## Requirement
Copy out lines with the word "COUNSEL" from the material that follows.
--- start Supplied records ---
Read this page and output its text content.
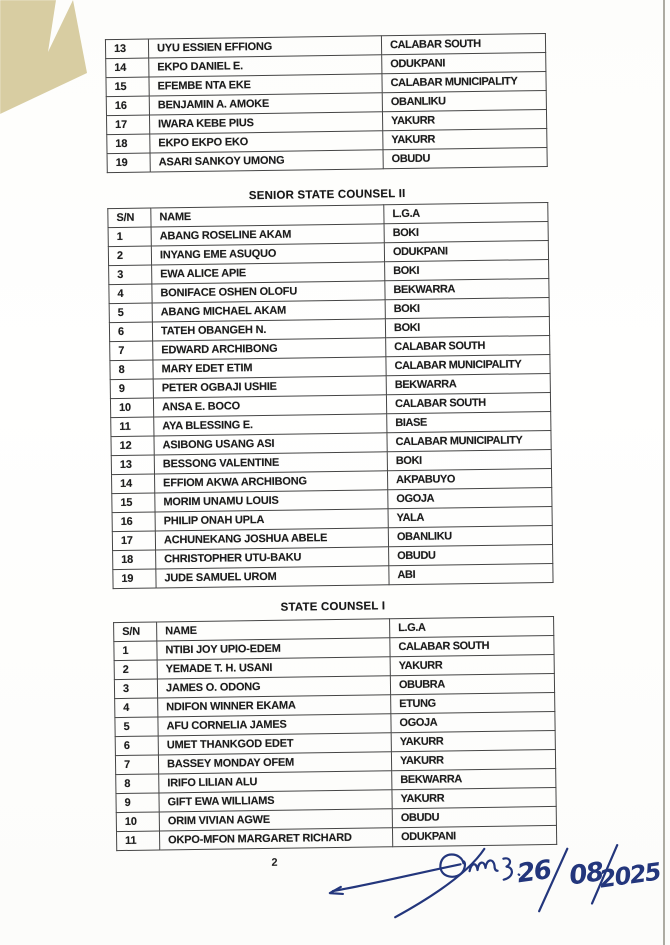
13	UYU ESSIEN EFFIONG	CALABAR SOUTH
14	EKPO DANIEL E.	ODUKPANI
15	EFEMBE NTA EKE	CALABAR MUNICIPALITY
16	BENJAMIN A. AMOKE	OBANLIKU
17	IWARA KEBE PIUS	YAKURR
18	EKPO EKPO EKO	YAKURR
19	ASARI SANKOY UMONG	OBUDU
SENIOR STATE COUNSEL II
S/N	NAME	L.G.A
1	ABANG ROSELINE AKAM	BOKI
2	INYANG EME ASUQUO	ODUKPANI
3	EWA ALICE APIE	BOKI
4	BONIFACE OSHEN OLOFU	BEKWARRA
5	ABANG MICHAEL AKAM	BOKI
6	TATEH OBANGEH N.	BOKI
7	EDWARD ARCHIBONG	CALABAR SOUTH
8	MARY EDET ETIM	CALABAR MUNICIPALITY
9	PETER OGBAJI USHIE	BEKWARRA
10	ANSA E. BOCO	CALABAR SOUTH
11	AYA BLESSING E.	BIASE
12	ASIBONG USANG ASI	CALABAR MUNICIPALITY
13	BESSONG VALENTINE	BOKI
14	EFFIOM AKWA ARCHIBONG	AKPABUYO
15	MORIM UNAMU LOUIS	OGOJA
16	PHILIP ONAH UPLA	YALA
17	ACHUNEKANG JOSHUA ABELE	OBANLIKU
18	CHRISTOPHER UTU-BAKU	OBUDU
19	JUDE SAMUEL UROM	ABI
STATE COUNSEL I
S/N	NAME	L.G.A
1	NTIBI JOY UPIO-EDEM	CALABAR SOUTH
2	YEMADE T. H. USANI	YAKURR
3	JAMES O. ODONG	OBUBRA
4	NDIFON WINNER EKAMA	ETUNG
5	AFU CORNELIA JAMES	OGOJA
6	UMET THANKGOD EDET	YAKURR
7	BASSEY MONDAY OFEM	YAKURR
8	IRIFO LILIAN ALU	BEKWARRA
9	GIFT EWA WILLIAMS	YAKURR
10	ORIM VIVIAN AGWE	OBUDU
11	OKPO-MFON MARGARET RICHARD	ODUKPANI
2	26 08
2025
--- end Supplied records ---
## Exercise answer
SENIOR STATE COUNSEL II
STATE COUNSEL I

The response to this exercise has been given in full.